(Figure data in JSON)
***

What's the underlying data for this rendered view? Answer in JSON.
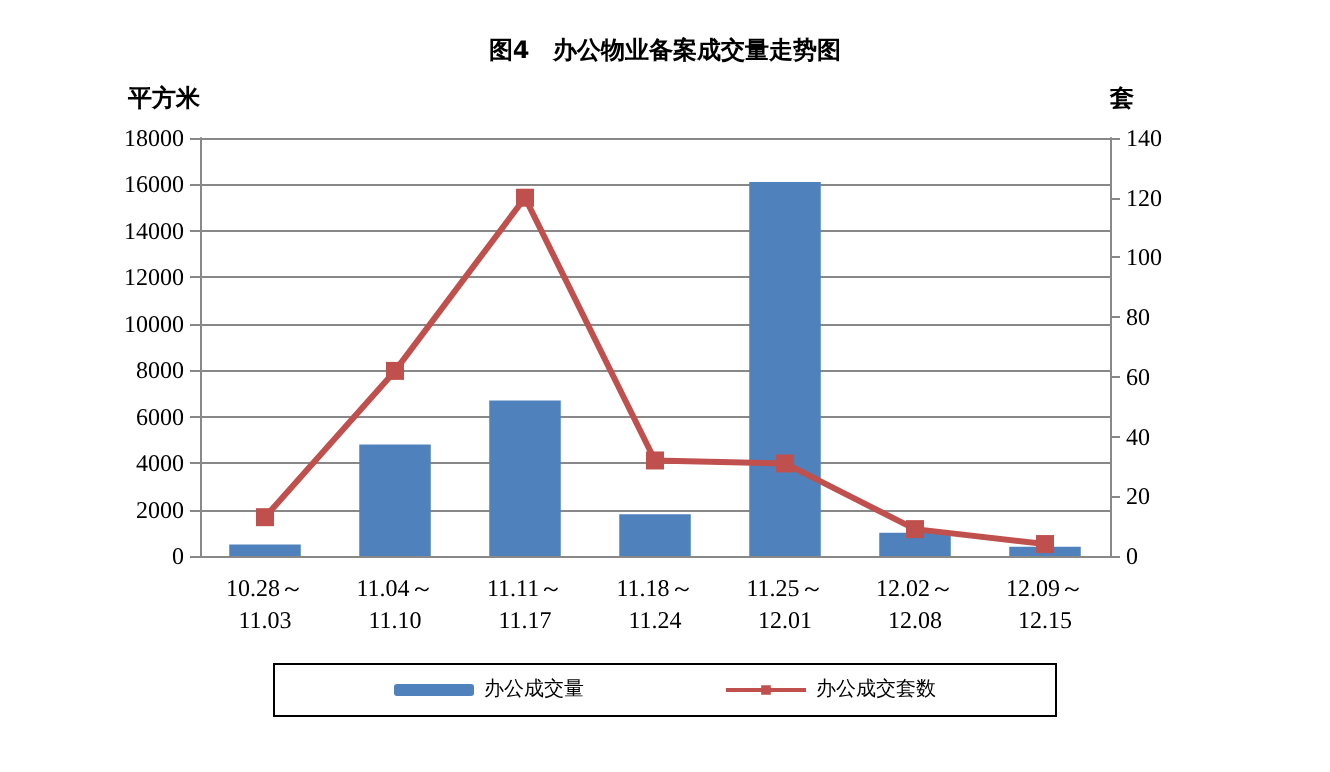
{
  "chart_data": {
    "type": "bar",
    "title": "图4　办公物业备案成交量走势图",
    "ylabel": "平方米",
    "y2label": "套",
    "categories": [
      "10.28～\n11.03",
      "11.04～\n11.10",
      "11.11～\n11.17",
      "11.18～\n11.24",
      "11.25～\n12.01",
      "12.02～\n12.08",
      "12.09～\n12.15"
    ],
    "series": [
      {
        "name": "办公成交量",
        "color": "#4f81bd",
        "values": [
          500,
          4800,
          6700,
          1800,
          16100,
          1000,
          400
        ]
      },
      {
        "name": "办公成交套数",
        "type": "line",
        "axis": "y2",
        "color": "#c0504d",
        "marker": "square",
        "values": [
          13,
          62,
          120,
          32,
          31,
          9,
          4
        ]
      }
    ],
    "ylim": [
      0,
      18000
    ],
    "yticks": [
      0,
      2000,
      4000,
      6000,
      8000,
      10000,
      12000,
      14000,
      16000,
      18000
    ],
    "y2lim": [
      0,
      140
    ],
    "y2ticks": [
      0,
      20,
      40,
      60,
      80,
      100,
      120,
      140
    ],
    "grid": "y",
    "legend": "bottom"
  }
}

***

Omit every picture, and otherwise quote the entries exactly.

What's the underlying data for this rendered view? Answer in JSON.
{
  "chart_data": {
    "type": "bar",
    "title": "图4　办公物业备案成交量走势图",
    "ylabel": "平方米",
    "y2label": "套",
    "categories": [
      "10.28～\n11.03",
      "11.04～\n11.10",
      "11.11～\n11.17",
      "11.18～\n11.24",
      "11.25～\n12.01",
      "12.02～\n12.08",
      "12.09～\n12.15"
    ],
    "series": [
      {
        "name": "办公成交量",
        "color": "#4f81bd",
        "values": [
          500,
          4800,
          6700,
          1800,
          16100,
          1000,
          400
        ]
      },
      {
        "name": "办公成交套数",
        "type": "line",
        "axis": "y2",
        "color": "#c0504d",
        "marker": "square",
        "values": [
          13,
          62,
          120,
          32,
          31,
          9,
          4
        ]
      }
    ],
    "ylim": [
      0,
      18000
    ],
    "yticks": [
      0,
      2000,
      4000,
      6000,
      8000,
      10000,
      12000,
      14000,
      16000,
      18000
    ],
    "y2lim": [
      0,
      140
    ],
    "y2ticks": [
      0,
      20,
      40,
      60,
      80,
      100,
      120,
      140
    ],
    "grid": "y",
    "legend": "bottom"
  }
}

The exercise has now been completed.